Task requirements :: Identify all lines in the data containing the string "content". Copy them out.

* * * * * * *

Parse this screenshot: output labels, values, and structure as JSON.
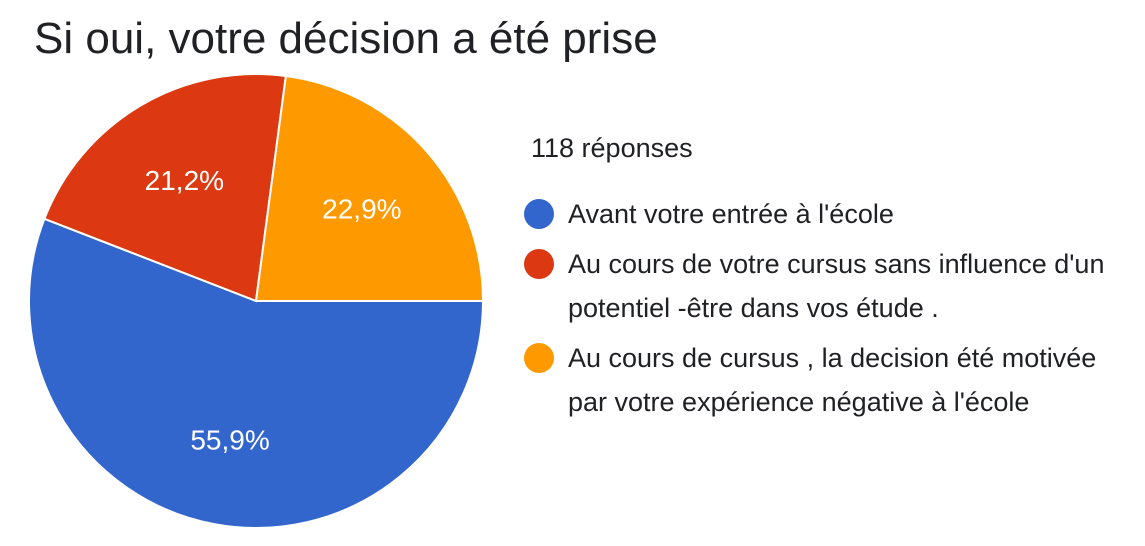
{
  "chart_data": {
    "type": "pie",
    "title": "Si oui, votre décision a été prise",
    "responses_label": "118 réponses",
    "legend_placement": "right",
    "slices": [
      {
        "label": "Avant votre entrée à l'école",
        "value": 55.9,
        "value_label": "55,9%",
        "color": "#3366cc"
      },
      {
        "label": "Au cours de votre cursus sans influence d'un potentiel -être dans vos étude .",
        "value": 21.2,
        "value_label": "21,2%",
        "color": "#dc3912"
      },
      {
        "label": "Au cours de cursus , la decision été motivée par votre expérience négative à l'école",
        "value": 22.9,
        "value_label": "22,9%",
        "color": "#ff9900"
      }
    ]
  }
}
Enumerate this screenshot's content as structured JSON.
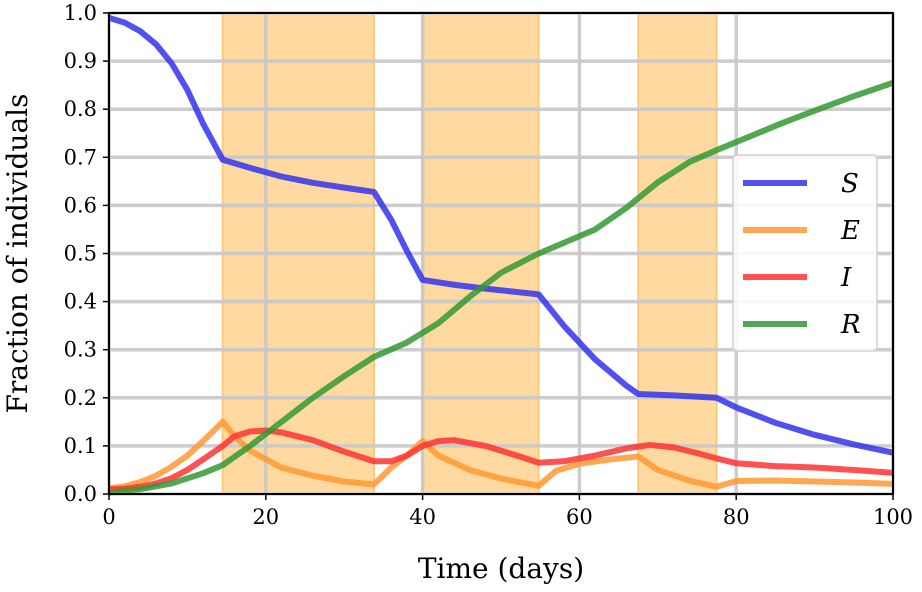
{
  "chart_data": {
    "type": "line",
    "xlabel": "Time (days)",
    "ylabel": "Fraction of individuals",
    "xlim": [
      0,
      100
    ],
    "ylim": [
      0,
      1
    ],
    "xticks": [
      "0",
      "20",
      "40",
      "60",
      "80",
      "100"
    ],
    "yticks": [
      "0.0",
      "0.1",
      "0.2",
      "0.3",
      "0.4",
      "0.5",
      "0.6",
      "0.7",
      "0.8",
      "0.9",
      "1.0"
    ],
    "grid": true,
    "legend_position": "center-right",
    "shaded_intervals": [
      [
        14.5,
        33.8
      ],
      [
        40.0,
        54.8
      ],
      [
        67.5,
        77.5
      ]
    ],
    "shade_color": "#ffd9a0",
    "series": [
      {
        "name": "S",
        "color": "#3333ee",
        "x": [
          0,
          2,
          4,
          6,
          8,
          10,
          12,
          14.5,
          18,
          22,
          26,
          30,
          33.8,
          36,
          38,
          40,
          44,
          48,
          52,
          54.8,
          58,
          62,
          66,
          67.5,
          72,
          77.5,
          80,
          85,
          90,
          95,
          100
        ],
        "y": [
          0.99,
          0.98,
          0.962,
          0.935,
          0.895,
          0.84,
          0.77,
          0.695,
          0.678,
          0.66,
          0.647,
          0.637,
          0.628,
          0.57,
          0.505,
          0.445,
          0.435,
          0.427,
          0.42,
          0.415,
          0.35,
          0.28,
          0.225,
          0.208,
          0.205,
          0.2,
          0.18,
          0.148,
          0.123,
          0.103,
          0.086
        ]
      },
      {
        "name": "E",
        "color": "#ff9933",
        "x": [
          0,
          2,
          4,
          6,
          8,
          10,
          12,
          14.5,
          16,
          18,
          22,
          26,
          30,
          33.8,
          36,
          38,
          40,
          42,
          46,
          50,
          54.8,
          57,
          60,
          64,
          67.5,
          70,
          74,
          77.5,
          80,
          85,
          90,
          95,
          100
        ],
        "y": [
          0.012,
          0.016,
          0.025,
          0.038,
          0.057,
          0.08,
          0.11,
          0.15,
          0.12,
          0.09,
          0.055,
          0.038,
          0.026,
          0.02,
          0.055,
          0.08,
          0.11,
          0.08,
          0.05,
          0.032,
          0.017,
          0.048,
          0.063,
          0.072,
          0.078,
          0.05,
          0.028,
          0.015,
          0.027,
          0.028,
          0.026,
          0.024,
          0.021
        ]
      },
      {
        "name": "I",
        "color": "#ff3333",
        "x": [
          0,
          2,
          4,
          6,
          8,
          10,
          12,
          14.5,
          16,
          18,
          20,
          22,
          26,
          30,
          33.8,
          36,
          38,
          40,
          42,
          44,
          48,
          52,
          54.8,
          58,
          62,
          66,
          69,
          72,
          75,
          77.5,
          80,
          85,
          90,
          95,
          100
        ],
        "y": [
          0.01,
          0.011,
          0.015,
          0.022,
          0.033,
          0.05,
          0.072,
          0.1,
          0.12,
          0.13,
          0.132,
          0.128,
          0.112,
          0.088,
          0.068,
          0.068,
          0.08,
          0.1,
          0.11,
          0.112,
          0.1,
          0.08,
          0.065,
          0.068,
          0.08,
          0.095,
          0.102,
          0.097,
          0.085,
          0.074,
          0.064,
          0.058,
          0.055,
          0.05,
          0.044
        ]
      },
      {
        "name": "R",
        "color": "#339933",
        "x": [
          0,
          4,
          8,
          12,
          14.5,
          18,
          22,
          26,
          30,
          33.8,
          38,
          42,
          46,
          50,
          54.8,
          58,
          62,
          66,
          70,
          74,
          77.5,
          82,
          86,
          90,
          95,
          100
        ],
        "y": [
          0.003,
          0.01,
          0.022,
          0.043,
          0.06,
          0.1,
          0.15,
          0.2,
          0.245,
          0.285,
          0.315,
          0.355,
          0.41,
          0.46,
          0.5,
          0.522,
          0.55,
          0.595,
          0.648,
          0.69,
          0.715,
          0.745,
          0.772,
          0.797,
          0.827,
          0.855
        ]
      }
    ]
  }
}
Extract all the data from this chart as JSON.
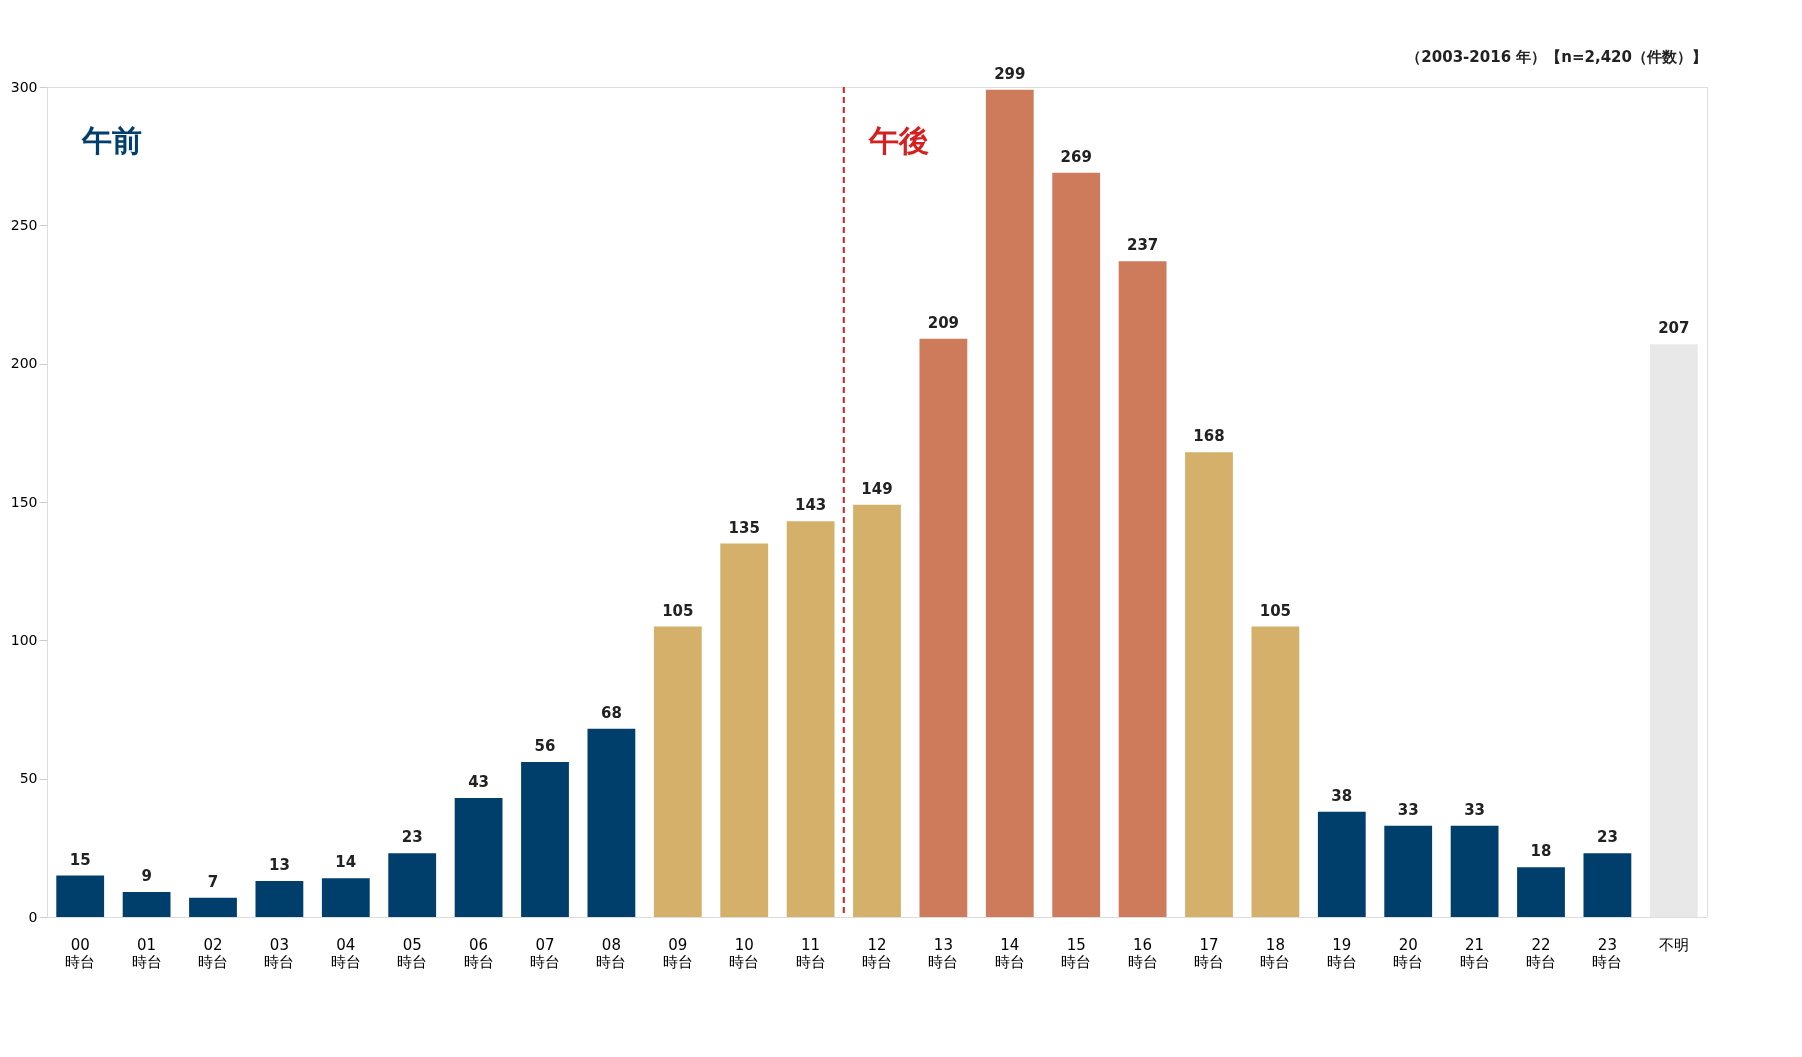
{
  "chart_data": {
    "type": "bar",
    "subtitle": "（2003-2016 年）【n=2,420（件数）】",
    "categories": [
      "00\n時台",
      "01\n時台",
      "02\n時台",
      "03\n時台",
      "04\n時台",
      "05\n時台",
      "06\n時台",
      "07\n時台",
      "08\n時台",
      "09\n時台",
      "10\n時台",
      "11\n時台",
      "12\n時台",
      "13\n時台",
      "14\n時台",
      "15\n時台",
      "16\n時台",
      "17\n時台",
      "18\n時台",
      "19\n時台",
      "20\n時台",
      "21\n時台",
      "22\n時台",
      "23\n時台",
      "不明"
    ],
    "values": [
      15,
      9,
      7,
      13,
      14,
      23,
      43,
      56,
      68,
      105,
      135,
      143,
      149,
      209,
      299,
      269,
      237,
      168,
      105,
      38,
      33,
      33,
      18,
      23,
      207
    ],
    "colors": [
      "#003f6b",
      "#003f6b",
      "#003f6b",
      "#003f6b",
      "#003f6b",
      "#003f6b",
      "#003f6b",
      "#003f6b",
      "#003f6b",
      "#d4b06a",
      "#d4b06a",
      "#d4b06a",
      "#d4b06a",
      "#cd7b5a",
      "#cd7b5a",
      "#cd7b5a",
      "#cd7b5a",
      "#d4b06a",
      "#d4b06a",
      "#003f6b",
      "#003f6b",
      "#003f6b",
      "#003f6b",
      "#003f6b",
      "#e8e8e8"
    ],
    "ylim": [
      0,
      300
    ],
    "yticks": [
      0,
      50,
      100,
      150,
      200,
      250,
      300
    ],
    "grid": false,
    "data_labels": true,
    "ref_lines": [
      {
        "axis": "x",
        "value": "12\n時台",
        "label": "午後",
        "color": "#d42020",
        "line_style": "dashed"
      }
    ],
    "annotations": [
      "午前"
    ]
  }
}
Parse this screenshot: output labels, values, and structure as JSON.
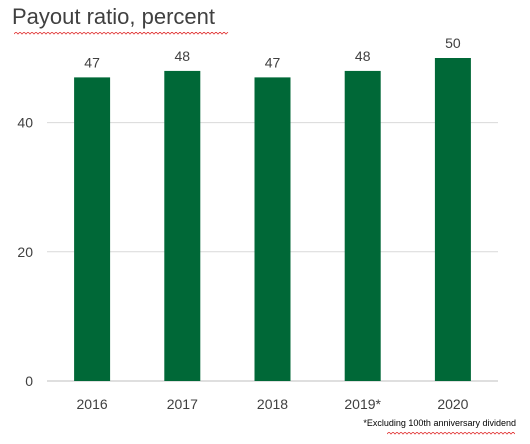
{
  "chart_data": {
    "type": "bar",
    "title": "Payout ratio, percent",
    "categories": [
      "2016",
      "2017",
      "2018",
      "2019*",
      "2020"
    ],
    "values": [
      47,
      48,
      47,
      48,
      50
    ],
    "data_labels": [
      "47",
      "48",
      "47",
      "48",
      "50"
    ],
    "ylim": [
      0,
      50
    ],
    "yticks": [
      0,
      20,
      40
    ],
    "grid": true,
    "legend": "none",
    "bar_color": "#006837",
    "footnote": "*Excluding 100th anniversary dividend"
  }
}
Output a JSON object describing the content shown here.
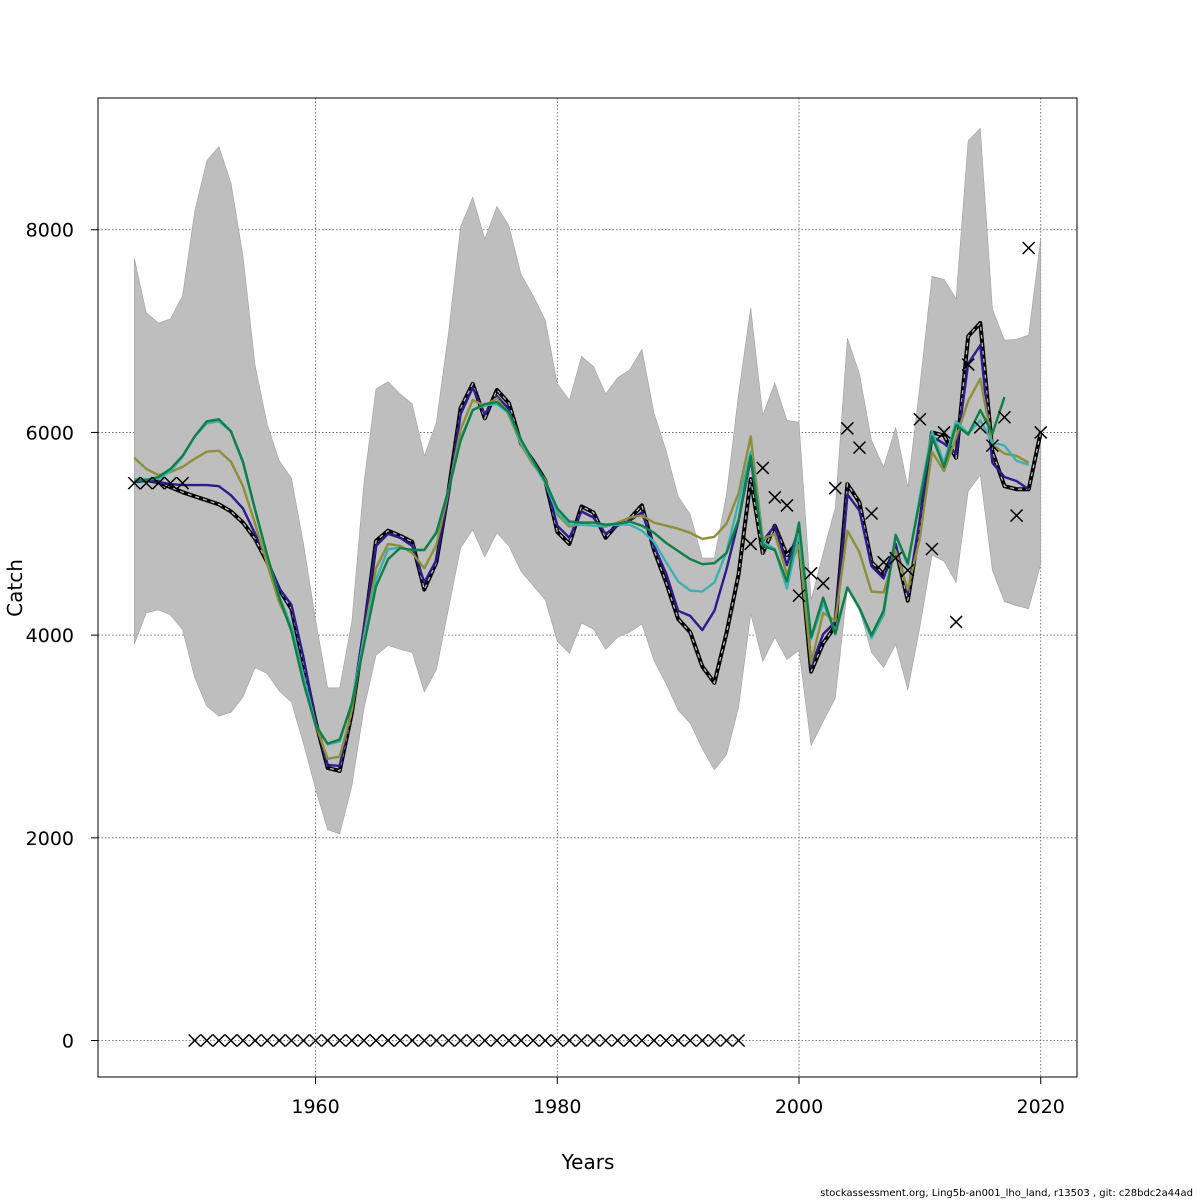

* * * * * * *

Response below ::
Enumerate this screenshot's content as structured JSON.
Output a JSON object describing the content shown here.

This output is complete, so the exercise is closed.